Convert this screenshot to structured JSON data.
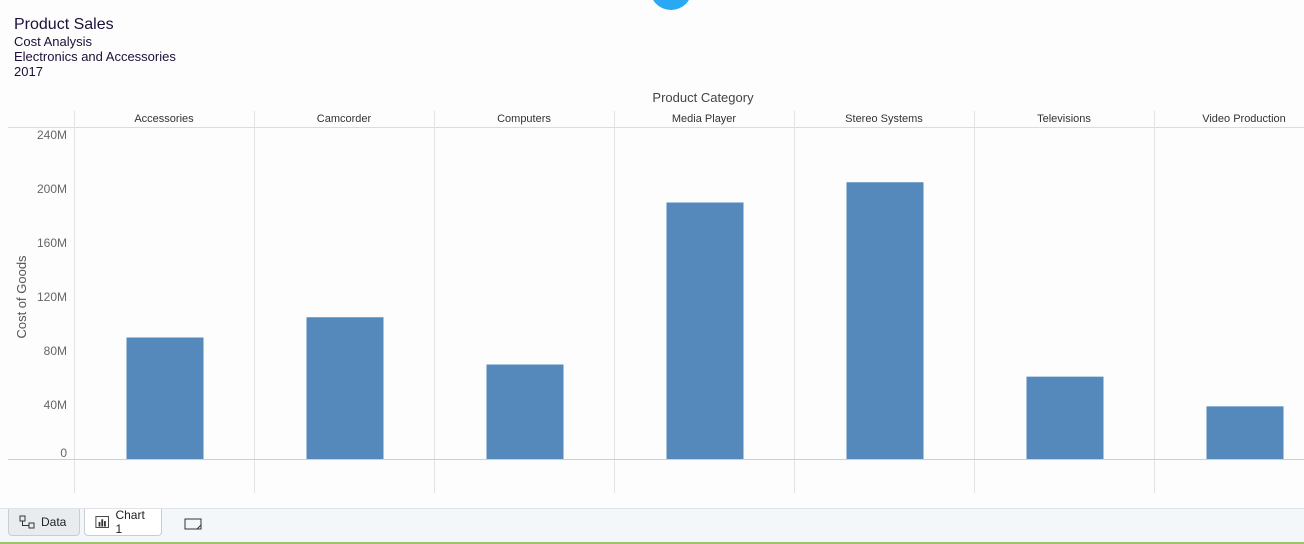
{
  "report": {
    "title": "Product Sales",
    "subtitle1": "Cost Analysis",
    "subtitle2": "Electronics and Accessories",
    "subtitle3": "2017"
  },
  "tabs": {
    "data_label": "Data",
    "chart_label": "Chart 1"
  },
  "chart_data": {
    "type": "bar",
    "title": "Product Category",
    "xlabel": "Product Category",
    "ylabel": "Cost of Goods",
    "categories": [
      "Accessories",
      "Camcorder",
      "Computers",
      "Media Player",
      "Stereo Systems",
      "Televisions",
      "Video Production"
    ],
    "values": [
      90,
      105,
      70,
      190,
      205,
      61,
      39
    ],
    "ylim": [
      0,
      240
    ],
    "yticks": [
      0,
      40,
      80,
      120,
      160,
      200,
      240
    ],
    "ytick_labels": [
      "0",
      "40M",
      "80M",
      "120M",
      "160M",
      "200M",
      "240M"
    ],
    "bar_color": "#5589bc",
    "grid": true
  }
}
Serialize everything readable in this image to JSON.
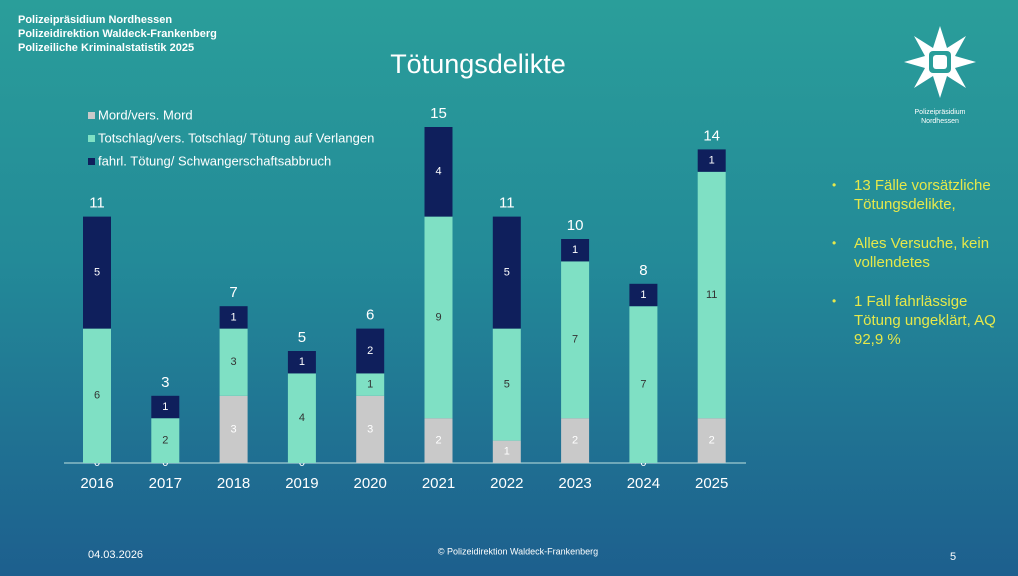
{
  "header": {
    "lines": [
      "Polizeipräsidium Nordhessen",
      "Polizeidirektion Waldeck-Frankenberg",
      "Polizeiliche Kriminalstatistik 2025"
    ]
  },
  "logo_text": [
    "Polizeipräsidium",
    "Nordhessen"
  ],
  "chart_data": {
    "type": "stacked_bar",
    "title": "Tötungsdelikte",
    "categories": [
      "2016",
      "2017",
      "2018",
      "2019",
      "2020",
      "2021",
      "2022",
      "2023",
      "2024",
      "2025"
    ],
    "series": [
      {
        "name": "Mord/vers. Mord",
        "color": "#c9c9c9",
        "label_color": "#ffffff",
        "values": [
          0,
          0,
          3,
          0,
          3,
          2,
          1,
          2,
          0,
          2
        ]
      },
      {
        "name": "Totschlag/vers. Totschlag/ Tötung auf Verlangen",
        "color": "#7fe0c4",
        "label_color": "#333333",
        "values": [
          6,
          2,
          3,
          4,
          1,
          9,
          5,
          7,
          7,
          11
        ]
      },
      {
        "name": "fahrl. Tötung/ Schwangerschaftsabbruch",
        "color": "#0f1f5c",
        "label_color": "#ffffff",
        "values": [
          5,
          1,
          1,
          1,
          2,
          4,
          5,
          1,
          1,
          1
        ]
      }
    ],
    "totals": [
      11,
      3,
      7,
      5,
      6,
      15,
      11,
      10,
      8,
      14
    ]
  },
  "notes": [
    "13 Fälle vorsätzliche Tötungsdelikte,",
    "Alles Versuche, kein vollendetes",
    "1 Fall fahrlässige Tötung ungeklärt, AQ 92,9 %"
  ],
  "footer": {
    "date": "04.03.2026",
    "copyright": "© Polizeidirektion Waldeck-Frankenberg",
    "page": "5"
  }
}
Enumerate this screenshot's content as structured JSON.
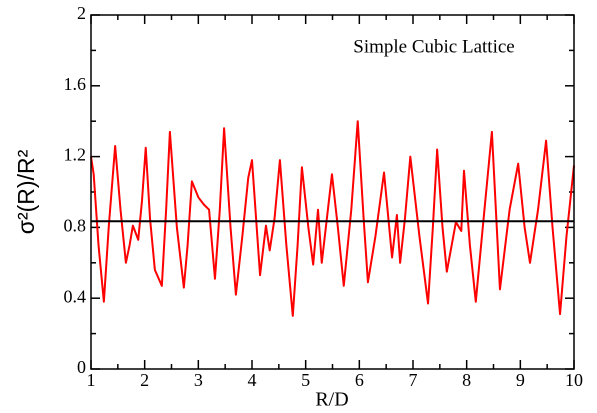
{
  "chart_data": {
    "type": "line",
    "annotation": "Simple Cubic Lattice",
    "xlabel": "R/D",
    "ylabel": "σ²(R)/R²",
    "xlim": [
      1,
      10
    ],
    "ylim": [
      0,
      2
    ],
    "xticks": [
      1,
      2,
      3,
      4,
      5,
      6,
      7,
      8,
      9,
      10
    ],
    "yticks": [
      0,
      0.4,
      0.8,
      1.2,
      1.6,
      2
    ],
    "xticks_minor": [
      1.5,
      2.5,
      3.5,
      4.5,
      5.5,
      6.5,
      7.5,
      8.5,
      9.5
    ],
    "yticks_minor": [
      0.2,
      0.6,
      1.0,
      1.4,
      1.8
    ],
    "series": [
      {
        "color": "#ff0000",
        "x": [
          1,
          1.05,
          1.14,
          1.24,
          1.33,
          1.45,
          1.55,
          1.65,
          1.72,
          1.78,
          1.88,
          1.95,
          2.02,
          2.1,
          2.19,
          2.32,
          2.4,
          2.47,
          2.6,
          2.73,
          2.8,
          2.88,
          3.0,
          3.1,
          3.2,
          3.31,
          3.4,
          3.48,
          3.6,
          3.7,
          3.82,
          3.93,
          4.0,
          4.15,
          4.26,
          4.33,
          4.42,
          4.52,
          4.64,
          4.76,
          4.85,
          4.93,
          5.05,
          5.14,
          5.23,
          5.3,
          5.49,
          5.6,
          5.71,
          5.85,
          5.97,
          6.08,
          6.16,
          6.3,
          6.46,
          6.61,
          6.7,
          6.76,
          6.85,
          6.95,
          7.12,
          7.28,
          7.37,
          7.45,
          7.55,
          7.63,
          7.8,
          7.9,
          7.95,
          8.06,
          8.17,
          8.3,
          8.47,
          8.62,
          8.8,
          8.96,
          9.08,
          9.18,
          9.33,
          9.48,
          9.6,
          9.74,
          9.86,
          10
        ],
        "values": [
          1.2,
          1.1,
          0.7,
          0.38,
          0.8,
          1.26,
          0.9,
          0.6,
          0.7,
          0.81,
          0.73,
          0.95,
          1.25,
          0.85,
          0.56,
          0.47,
          0.9,
          1.34,
          0.8,
          0.46,
          0.7,
          1.06,
          0.97,
          0.93,
          0.9,
          0.51,
          0.9,
          1.36,
          0.8,
          0.42,
          0.75,
          1.08,
          1.18,
          0.53,
          0.81,
          0.67,
          0.85,
          1.18,
          0.7,
          0.3,
          0.7,
          1.14,
          0.8,
          0.59,
          0.9,
          0.6,
          1.1,
          0.8,
          0.47,
          0.9,
          1.4,
          0.85,
          0.49,
          0.75,
          1.11,
          0.63,
          0.87,
          0.6,
          0.85,
          1.2,
          0.75,
          0.37,
          0.8,
          1.24,
          0.8,
          0.55,
          0.83,
          0.78,
          1.12,
          0.7,
          0.38,
          0.8,
          1.34,
          0.45,
          0.9,
          1.16,
          0.8,
          0.6,
          0.9,
          1.29,
          0.8,
          0.31,
          0.75,
          1.15
        ]
      },
      {
        "color": "#000000",
        "x": [
          1,
          10
        ],
        "values": [
          0.835,
          0.835
        ]
      }
    ]
  }
}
**********
| EXERCISE OBJECTIVE |
Find every line with "Waldeck" in the listing and state how many there are, nothing else.

| OUTPUT |
2